## TEXT

☆ ☆ ☆ ☆ ☆ ☆ ☆

HSC Exam Practice

Sample response. A trophic cascade is a top-down effect where removing an apex predator releases herbivore populations from predation pressure (direct effect), causing herbivores to consume more vegetation than it can regenerate (indirect effect), which reduces plant biomass, alters soil structure, and changes the habitat available to other species across multiple trophic levels.

Marking notes. 1 mark for defining trophic cascade as a top-down effect initiated by predator removal; 1 mark for the mechanism: predator removal → herbivore population increase (released from predation); 1 mark for the downstream consequence: increased herbivory → vegetation loss → ecosystem restructuring.

Sample response. A direct effect is an immediate, first-order interaction between two species. An indirect effect is a consequence that flows through one or more intermediate species. In the dingo removal case study: the direct effect is that dingo removal reduces predation mortality on kangaroos (dingoes and kangaroos interact directly). An indirect effect is that reduced kangaroo predation leads to increased kangaroo grazing, which reduces ground cover, which increases soil erosion — the vegetation and soil are not interacting directly with dingoes but are affected via the intermediate kangaroo population.

Marking notes. 1 mark for correctly defining direct effect (immediate, first-order interaction); 1 mark for correctly defining indirect effect (mediated through intermediate species); 1 mark for a correct dingo example of a direct effect (dingo kills kangaroo, so removing dingoes directly increases kangaroo survival); 1 mark for a correct dingo example of an indirect effect with the intermediate species named (e.g. dingo removal → kangaroos increase [intermediate] → vegetation lost [indirect effect on vegetation]).

Sample response. The predator population peak lags behind the prey peak because predators must first respond to increased prey availability through reproduction and improved survival, which takes time — a generation or more. Predators do not instantly appear in response to increased prey; births, maturation, and survival of new individuals are required before the predator population reaches its peak.

Marking notes. 1 mark for identifying that predator reproduction takes time to respond to increased prey (demographic lag); 1 mark for explaining the mechanism (births and maturation of new predators are needed, not an instantaneous response).

☆ ☆ ☆ ☆ ☆ ☆ ☆

## DATA EXTRACTS
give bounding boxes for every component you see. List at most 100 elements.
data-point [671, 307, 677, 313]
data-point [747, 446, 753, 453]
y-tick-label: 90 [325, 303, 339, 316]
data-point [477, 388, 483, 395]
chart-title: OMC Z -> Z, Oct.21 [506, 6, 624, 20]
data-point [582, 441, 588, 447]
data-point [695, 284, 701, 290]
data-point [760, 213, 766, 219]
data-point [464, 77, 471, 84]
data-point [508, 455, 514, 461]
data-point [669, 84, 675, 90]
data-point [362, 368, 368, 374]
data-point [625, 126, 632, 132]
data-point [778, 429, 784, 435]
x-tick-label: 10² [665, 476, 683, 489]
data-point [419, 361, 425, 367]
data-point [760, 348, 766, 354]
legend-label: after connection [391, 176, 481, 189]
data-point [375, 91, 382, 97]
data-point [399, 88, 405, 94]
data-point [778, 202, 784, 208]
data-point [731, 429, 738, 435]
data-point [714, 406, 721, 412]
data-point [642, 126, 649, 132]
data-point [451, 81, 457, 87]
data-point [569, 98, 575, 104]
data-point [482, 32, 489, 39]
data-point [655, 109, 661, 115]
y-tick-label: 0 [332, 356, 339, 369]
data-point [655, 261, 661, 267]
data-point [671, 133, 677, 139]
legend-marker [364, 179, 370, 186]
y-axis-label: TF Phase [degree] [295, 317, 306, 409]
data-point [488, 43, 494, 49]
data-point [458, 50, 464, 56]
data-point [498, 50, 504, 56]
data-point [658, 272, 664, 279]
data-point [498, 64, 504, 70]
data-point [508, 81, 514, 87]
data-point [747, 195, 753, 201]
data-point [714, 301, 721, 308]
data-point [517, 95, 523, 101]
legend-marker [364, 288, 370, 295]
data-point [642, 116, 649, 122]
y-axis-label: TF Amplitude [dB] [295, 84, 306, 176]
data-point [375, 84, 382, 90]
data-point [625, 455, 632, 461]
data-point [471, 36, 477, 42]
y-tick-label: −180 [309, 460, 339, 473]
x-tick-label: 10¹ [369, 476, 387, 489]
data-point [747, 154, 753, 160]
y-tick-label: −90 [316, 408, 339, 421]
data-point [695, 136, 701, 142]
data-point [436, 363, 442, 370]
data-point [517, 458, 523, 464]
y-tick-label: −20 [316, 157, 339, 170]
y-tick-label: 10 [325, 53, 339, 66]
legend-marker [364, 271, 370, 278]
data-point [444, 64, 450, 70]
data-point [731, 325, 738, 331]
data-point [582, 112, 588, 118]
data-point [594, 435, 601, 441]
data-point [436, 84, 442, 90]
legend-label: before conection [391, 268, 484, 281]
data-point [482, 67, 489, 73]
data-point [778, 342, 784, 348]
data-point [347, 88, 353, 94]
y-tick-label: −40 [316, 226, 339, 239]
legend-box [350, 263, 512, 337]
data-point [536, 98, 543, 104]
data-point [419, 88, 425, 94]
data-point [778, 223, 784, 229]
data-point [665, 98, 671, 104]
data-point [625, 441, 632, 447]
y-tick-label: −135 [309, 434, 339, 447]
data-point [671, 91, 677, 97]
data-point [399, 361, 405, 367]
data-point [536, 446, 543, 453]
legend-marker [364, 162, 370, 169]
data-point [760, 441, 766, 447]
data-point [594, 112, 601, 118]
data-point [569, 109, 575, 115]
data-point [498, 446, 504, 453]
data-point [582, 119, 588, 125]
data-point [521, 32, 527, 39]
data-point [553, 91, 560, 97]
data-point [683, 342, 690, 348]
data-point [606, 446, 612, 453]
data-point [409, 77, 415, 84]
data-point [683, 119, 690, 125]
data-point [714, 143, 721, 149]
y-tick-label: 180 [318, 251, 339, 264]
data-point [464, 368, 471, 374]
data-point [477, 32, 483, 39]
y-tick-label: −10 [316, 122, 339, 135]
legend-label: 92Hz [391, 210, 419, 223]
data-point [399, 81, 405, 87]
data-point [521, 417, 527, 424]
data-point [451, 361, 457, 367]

☆ ☆ ☆ ☆ ☆ ☆ ☆

## ASSIGNMENT A
Translate this sentence from the HSC practice text into Spanish: "A direct effect is an immediate, first-order interaction between two species."
## ASSIGNMENT B
Using the HSC practice text, explain in one to three sentences why the predator population peak lags behind the prey peak.
## ASSIGNMENT C
In the HSC practice text's dingo removal case study, which population is the intermediate one through which vegetation and soil are affected?

## TASK OUTPUT A
Un efecto directo es una interacción inmediata, de primer orden, entre dos especies.

## TASK OUTPUT B
Predators must first respond to increased prey availability through reproduction and improved survival, which takes a generation or more. Births, maturation, and survival of new individuals are required before the predator population reaches its peak, so the response is not instantaneous.

## TASK OUTPUT C
The kangaroo population.